[Items from a figure collection]
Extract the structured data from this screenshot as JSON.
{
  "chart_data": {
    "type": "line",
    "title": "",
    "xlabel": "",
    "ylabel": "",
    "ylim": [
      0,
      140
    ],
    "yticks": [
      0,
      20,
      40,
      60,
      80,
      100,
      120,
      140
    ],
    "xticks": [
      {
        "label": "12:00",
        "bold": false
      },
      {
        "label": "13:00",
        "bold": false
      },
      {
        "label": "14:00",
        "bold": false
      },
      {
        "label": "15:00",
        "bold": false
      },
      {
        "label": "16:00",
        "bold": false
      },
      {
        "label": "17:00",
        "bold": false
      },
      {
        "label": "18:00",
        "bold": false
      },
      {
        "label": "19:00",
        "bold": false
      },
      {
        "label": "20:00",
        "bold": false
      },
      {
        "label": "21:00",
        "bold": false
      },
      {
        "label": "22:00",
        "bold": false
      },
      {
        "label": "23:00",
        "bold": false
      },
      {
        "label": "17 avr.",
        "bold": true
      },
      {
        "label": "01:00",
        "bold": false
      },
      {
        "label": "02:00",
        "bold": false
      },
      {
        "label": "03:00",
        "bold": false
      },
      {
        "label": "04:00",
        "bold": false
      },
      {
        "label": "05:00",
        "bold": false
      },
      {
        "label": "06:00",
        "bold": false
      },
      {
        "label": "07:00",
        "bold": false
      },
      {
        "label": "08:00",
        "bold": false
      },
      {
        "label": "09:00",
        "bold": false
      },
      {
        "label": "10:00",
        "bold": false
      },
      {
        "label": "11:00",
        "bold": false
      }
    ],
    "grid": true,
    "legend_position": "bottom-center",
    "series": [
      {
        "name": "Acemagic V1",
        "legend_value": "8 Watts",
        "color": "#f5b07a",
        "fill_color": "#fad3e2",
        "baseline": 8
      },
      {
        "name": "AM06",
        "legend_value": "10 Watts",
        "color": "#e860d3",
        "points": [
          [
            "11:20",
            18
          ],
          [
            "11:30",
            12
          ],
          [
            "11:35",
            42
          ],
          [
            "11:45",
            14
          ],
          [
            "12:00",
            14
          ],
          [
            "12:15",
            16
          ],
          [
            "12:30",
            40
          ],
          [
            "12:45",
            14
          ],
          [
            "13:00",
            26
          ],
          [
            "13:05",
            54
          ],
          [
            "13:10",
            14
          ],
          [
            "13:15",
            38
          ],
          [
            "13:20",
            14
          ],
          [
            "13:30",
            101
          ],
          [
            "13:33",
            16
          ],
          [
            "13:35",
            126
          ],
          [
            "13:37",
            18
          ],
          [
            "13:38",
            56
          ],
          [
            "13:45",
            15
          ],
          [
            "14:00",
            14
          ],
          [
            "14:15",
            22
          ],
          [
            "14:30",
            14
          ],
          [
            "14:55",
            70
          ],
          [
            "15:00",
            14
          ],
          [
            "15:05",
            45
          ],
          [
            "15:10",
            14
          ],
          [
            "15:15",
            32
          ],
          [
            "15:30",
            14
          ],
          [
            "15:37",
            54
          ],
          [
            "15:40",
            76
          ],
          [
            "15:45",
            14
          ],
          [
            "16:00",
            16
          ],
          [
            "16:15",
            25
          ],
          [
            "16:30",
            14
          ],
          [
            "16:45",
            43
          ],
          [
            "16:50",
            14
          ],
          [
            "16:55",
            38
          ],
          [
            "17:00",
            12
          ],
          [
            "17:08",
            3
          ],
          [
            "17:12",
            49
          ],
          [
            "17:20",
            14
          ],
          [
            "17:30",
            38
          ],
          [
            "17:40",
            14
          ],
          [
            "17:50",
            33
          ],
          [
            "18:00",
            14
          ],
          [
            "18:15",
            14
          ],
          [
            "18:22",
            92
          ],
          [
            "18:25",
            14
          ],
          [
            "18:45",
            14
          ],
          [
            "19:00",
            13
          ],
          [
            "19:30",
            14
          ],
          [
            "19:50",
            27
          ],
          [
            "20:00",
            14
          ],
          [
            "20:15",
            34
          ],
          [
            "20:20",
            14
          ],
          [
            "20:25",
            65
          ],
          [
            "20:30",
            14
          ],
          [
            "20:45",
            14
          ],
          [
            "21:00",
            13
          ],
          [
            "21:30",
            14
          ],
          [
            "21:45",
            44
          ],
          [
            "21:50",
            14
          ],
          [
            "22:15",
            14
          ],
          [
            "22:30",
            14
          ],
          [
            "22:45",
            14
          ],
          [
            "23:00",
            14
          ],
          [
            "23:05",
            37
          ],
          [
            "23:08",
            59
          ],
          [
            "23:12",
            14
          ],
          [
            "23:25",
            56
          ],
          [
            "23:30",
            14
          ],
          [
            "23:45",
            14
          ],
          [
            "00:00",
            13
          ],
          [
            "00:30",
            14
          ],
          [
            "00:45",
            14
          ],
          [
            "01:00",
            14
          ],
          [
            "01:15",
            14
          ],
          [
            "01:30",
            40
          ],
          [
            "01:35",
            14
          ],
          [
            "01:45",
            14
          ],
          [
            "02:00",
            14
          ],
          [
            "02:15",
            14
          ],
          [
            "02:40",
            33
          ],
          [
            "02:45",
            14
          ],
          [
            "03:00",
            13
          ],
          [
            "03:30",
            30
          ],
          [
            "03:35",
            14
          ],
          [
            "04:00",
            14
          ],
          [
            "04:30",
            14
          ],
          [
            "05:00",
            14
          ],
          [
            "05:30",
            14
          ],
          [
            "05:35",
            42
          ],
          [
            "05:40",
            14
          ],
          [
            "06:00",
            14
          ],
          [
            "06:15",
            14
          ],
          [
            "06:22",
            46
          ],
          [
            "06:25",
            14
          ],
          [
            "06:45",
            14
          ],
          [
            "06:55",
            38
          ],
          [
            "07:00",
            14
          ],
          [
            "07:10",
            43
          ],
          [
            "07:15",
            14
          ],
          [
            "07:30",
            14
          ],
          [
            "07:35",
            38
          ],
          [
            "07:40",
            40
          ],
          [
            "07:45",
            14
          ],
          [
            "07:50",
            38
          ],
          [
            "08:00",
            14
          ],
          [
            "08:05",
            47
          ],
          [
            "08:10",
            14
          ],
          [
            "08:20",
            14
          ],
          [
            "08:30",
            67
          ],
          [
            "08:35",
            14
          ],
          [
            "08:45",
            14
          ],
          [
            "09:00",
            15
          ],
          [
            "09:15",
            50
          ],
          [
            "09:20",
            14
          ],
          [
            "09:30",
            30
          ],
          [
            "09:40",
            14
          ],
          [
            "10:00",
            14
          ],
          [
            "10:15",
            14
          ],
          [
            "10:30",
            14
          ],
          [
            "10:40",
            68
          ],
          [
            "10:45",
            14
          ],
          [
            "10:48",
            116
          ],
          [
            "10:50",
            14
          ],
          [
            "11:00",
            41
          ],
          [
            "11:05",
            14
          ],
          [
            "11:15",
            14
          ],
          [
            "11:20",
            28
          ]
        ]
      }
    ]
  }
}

==

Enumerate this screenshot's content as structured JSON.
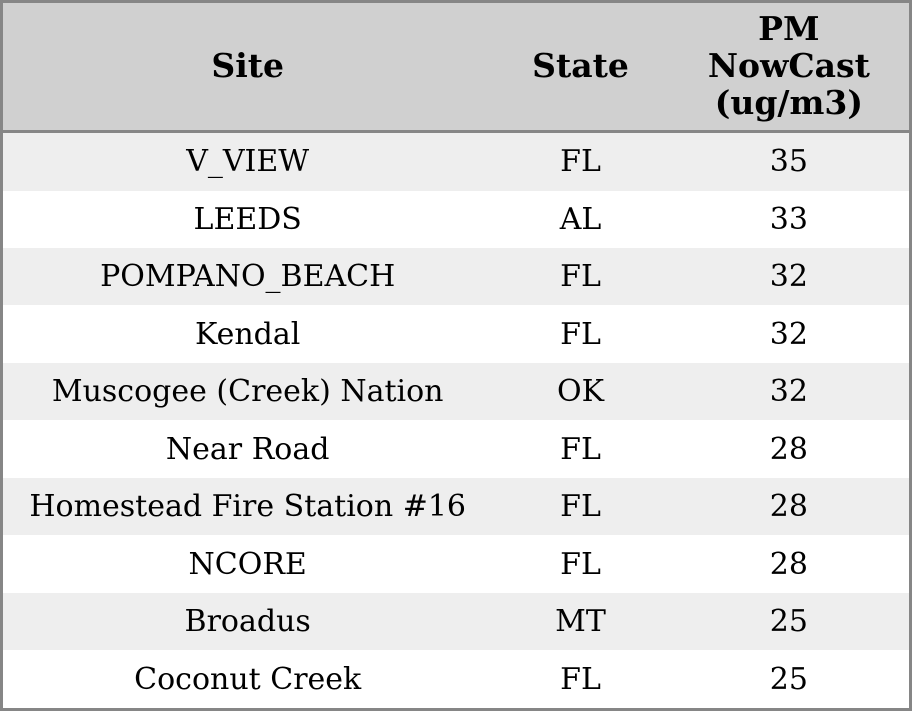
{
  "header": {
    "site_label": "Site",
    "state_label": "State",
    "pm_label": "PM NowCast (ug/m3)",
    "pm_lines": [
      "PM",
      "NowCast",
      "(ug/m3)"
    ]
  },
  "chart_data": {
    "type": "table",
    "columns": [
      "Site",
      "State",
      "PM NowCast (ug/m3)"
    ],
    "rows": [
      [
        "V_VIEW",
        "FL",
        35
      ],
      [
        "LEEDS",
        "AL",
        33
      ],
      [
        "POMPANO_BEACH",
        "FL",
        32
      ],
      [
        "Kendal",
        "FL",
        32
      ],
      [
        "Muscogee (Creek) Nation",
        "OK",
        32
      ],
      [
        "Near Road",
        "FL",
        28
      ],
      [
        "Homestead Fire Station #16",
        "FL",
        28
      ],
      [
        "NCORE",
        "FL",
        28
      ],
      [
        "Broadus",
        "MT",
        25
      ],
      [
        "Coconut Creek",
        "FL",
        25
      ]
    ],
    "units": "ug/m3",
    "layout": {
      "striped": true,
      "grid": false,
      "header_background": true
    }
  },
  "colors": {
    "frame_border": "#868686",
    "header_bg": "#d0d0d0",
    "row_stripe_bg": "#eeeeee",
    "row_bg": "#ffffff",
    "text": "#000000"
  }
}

* * *

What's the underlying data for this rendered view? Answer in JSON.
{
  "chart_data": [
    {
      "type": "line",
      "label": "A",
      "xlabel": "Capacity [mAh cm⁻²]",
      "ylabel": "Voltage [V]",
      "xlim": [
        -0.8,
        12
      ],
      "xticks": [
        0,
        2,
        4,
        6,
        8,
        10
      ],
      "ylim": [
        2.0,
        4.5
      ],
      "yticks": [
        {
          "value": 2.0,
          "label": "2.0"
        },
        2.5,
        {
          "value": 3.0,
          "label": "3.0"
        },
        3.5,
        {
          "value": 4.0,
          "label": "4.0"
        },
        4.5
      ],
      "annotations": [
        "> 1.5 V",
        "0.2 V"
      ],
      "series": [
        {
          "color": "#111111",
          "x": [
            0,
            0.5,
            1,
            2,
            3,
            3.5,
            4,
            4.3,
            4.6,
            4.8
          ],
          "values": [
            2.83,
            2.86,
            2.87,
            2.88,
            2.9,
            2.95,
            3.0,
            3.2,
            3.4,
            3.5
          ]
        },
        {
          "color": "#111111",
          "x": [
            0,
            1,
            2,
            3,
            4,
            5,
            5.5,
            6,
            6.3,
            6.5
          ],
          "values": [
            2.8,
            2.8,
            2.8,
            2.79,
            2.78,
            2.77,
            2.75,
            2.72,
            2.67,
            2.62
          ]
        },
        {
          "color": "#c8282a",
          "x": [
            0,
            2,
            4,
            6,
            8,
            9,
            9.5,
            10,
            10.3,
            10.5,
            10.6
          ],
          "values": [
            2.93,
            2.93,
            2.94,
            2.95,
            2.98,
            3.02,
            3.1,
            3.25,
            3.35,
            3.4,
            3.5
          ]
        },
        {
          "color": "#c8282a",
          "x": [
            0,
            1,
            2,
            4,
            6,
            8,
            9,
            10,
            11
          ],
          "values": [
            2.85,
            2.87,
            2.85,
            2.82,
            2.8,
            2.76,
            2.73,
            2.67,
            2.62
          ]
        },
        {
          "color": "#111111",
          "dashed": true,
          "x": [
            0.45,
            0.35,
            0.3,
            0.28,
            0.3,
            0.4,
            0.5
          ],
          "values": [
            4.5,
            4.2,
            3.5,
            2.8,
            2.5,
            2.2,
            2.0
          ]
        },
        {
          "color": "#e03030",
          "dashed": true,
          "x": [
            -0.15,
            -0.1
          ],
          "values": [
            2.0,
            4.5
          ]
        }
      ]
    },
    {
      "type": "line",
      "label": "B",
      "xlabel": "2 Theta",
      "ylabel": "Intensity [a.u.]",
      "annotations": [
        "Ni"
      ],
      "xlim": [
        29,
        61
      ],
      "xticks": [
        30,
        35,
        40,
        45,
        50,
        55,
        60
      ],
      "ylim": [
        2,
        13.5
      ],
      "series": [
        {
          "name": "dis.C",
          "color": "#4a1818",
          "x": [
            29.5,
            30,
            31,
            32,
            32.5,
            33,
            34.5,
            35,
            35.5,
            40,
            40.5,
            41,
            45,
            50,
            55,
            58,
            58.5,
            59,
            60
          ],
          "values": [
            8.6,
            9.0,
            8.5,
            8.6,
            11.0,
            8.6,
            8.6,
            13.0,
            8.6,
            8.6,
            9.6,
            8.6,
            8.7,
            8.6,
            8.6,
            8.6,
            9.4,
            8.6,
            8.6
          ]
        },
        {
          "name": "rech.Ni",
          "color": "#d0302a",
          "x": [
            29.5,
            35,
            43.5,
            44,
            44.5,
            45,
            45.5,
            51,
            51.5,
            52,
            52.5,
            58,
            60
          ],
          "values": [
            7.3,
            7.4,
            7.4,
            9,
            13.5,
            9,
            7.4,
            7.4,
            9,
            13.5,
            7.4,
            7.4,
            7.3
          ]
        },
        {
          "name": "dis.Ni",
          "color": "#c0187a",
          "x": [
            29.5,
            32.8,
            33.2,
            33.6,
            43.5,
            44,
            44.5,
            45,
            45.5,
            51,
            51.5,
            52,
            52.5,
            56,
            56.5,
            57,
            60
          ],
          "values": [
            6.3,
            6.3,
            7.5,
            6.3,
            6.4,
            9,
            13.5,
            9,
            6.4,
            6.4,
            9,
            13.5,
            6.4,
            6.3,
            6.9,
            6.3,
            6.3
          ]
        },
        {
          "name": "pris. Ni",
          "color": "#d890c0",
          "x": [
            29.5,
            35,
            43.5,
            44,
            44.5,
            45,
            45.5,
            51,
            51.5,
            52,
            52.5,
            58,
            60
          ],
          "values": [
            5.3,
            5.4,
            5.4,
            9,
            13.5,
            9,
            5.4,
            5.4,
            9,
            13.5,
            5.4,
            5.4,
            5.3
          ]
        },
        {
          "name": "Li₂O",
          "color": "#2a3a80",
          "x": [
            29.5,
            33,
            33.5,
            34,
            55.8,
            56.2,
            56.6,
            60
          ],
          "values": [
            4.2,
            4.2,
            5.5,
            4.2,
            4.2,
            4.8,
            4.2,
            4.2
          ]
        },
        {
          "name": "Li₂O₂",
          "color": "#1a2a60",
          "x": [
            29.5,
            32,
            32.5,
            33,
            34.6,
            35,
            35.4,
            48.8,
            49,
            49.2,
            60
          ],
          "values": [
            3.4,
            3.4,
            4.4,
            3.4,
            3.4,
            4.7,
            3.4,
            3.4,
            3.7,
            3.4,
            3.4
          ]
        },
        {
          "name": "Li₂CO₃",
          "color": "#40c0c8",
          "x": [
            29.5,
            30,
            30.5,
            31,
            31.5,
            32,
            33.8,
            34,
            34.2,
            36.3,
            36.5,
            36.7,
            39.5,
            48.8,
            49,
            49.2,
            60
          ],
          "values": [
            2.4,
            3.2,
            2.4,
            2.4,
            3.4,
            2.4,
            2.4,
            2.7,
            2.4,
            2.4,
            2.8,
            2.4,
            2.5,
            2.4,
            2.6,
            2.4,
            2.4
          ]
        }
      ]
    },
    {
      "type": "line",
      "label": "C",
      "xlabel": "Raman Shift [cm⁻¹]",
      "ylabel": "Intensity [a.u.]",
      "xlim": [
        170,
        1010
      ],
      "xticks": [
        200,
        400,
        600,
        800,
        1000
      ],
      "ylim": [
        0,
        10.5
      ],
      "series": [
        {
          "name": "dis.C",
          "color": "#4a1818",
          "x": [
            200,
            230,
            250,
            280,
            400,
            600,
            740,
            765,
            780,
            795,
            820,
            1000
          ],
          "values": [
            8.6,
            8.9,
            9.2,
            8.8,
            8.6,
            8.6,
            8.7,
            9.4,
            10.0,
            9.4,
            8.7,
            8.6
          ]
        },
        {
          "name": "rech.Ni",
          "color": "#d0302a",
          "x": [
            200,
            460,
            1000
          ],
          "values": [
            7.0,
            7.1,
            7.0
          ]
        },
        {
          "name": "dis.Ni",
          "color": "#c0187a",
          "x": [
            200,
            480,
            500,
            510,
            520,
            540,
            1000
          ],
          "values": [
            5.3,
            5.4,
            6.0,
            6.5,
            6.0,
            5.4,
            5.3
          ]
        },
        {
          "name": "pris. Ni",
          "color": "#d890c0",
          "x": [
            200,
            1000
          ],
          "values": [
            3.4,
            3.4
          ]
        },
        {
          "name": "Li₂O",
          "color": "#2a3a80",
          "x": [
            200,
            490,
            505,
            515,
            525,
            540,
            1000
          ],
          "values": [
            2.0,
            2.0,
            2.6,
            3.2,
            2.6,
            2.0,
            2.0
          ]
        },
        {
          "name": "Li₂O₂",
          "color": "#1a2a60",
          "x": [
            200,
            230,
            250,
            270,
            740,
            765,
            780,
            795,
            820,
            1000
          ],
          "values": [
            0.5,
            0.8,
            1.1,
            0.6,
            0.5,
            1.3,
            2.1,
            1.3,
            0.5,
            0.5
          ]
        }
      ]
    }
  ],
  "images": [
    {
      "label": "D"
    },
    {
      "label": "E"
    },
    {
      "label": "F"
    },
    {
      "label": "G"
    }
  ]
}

Task requirements
List every line above containing the word "this".

Complete response
Extract the structured data from this screenshot as JSON.
Enumerate this screenshot's content as structured JSON.
What's the underlying data for this rendered view? Answer in JSON.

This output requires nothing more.